=== Written exercise ===
Your task is to output the data exactly as it stands.
--- Start Available records ---
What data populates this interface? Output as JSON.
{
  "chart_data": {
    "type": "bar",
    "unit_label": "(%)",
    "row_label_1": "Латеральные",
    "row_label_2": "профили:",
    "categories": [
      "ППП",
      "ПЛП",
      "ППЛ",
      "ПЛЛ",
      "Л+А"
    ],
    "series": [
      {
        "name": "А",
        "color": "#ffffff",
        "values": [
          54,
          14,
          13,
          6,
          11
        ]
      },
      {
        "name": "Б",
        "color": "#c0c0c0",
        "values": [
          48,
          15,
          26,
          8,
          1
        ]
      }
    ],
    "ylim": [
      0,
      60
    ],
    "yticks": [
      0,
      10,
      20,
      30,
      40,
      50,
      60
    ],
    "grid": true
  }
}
--- End Available records ---
=== Exercise response ===
What data populates this interface? Output as JSON.
{
  "chart_data": {
    "type": "bar",
    "unit_label": "(%)",
    "row_label_1": "Латеральные",
    "row_label_2": "профили:",
    "categories": [
      "ППП",
      "ПЛП",
      "ППЛ",
      "ПЛЛ",
      "Л+А"
    ],
    "series": [
      {
        "name": "А",
        "color": "#ffffff",
        "values": [
          54,
          14,
          13,
          6,
          11
        ]
      },
      {
        "name": "Б",
        "color": "#c0c0c0",
        "values": [
          48,
          15,
          26,
          8,
          1
        ]
      }
    ],
    "ylim": [
      0,
      60
    ],
    "yticks": [
      0,
      10,
      20,
      30,
      40,
      50,
      60
    ],
    "grid": true
  }
}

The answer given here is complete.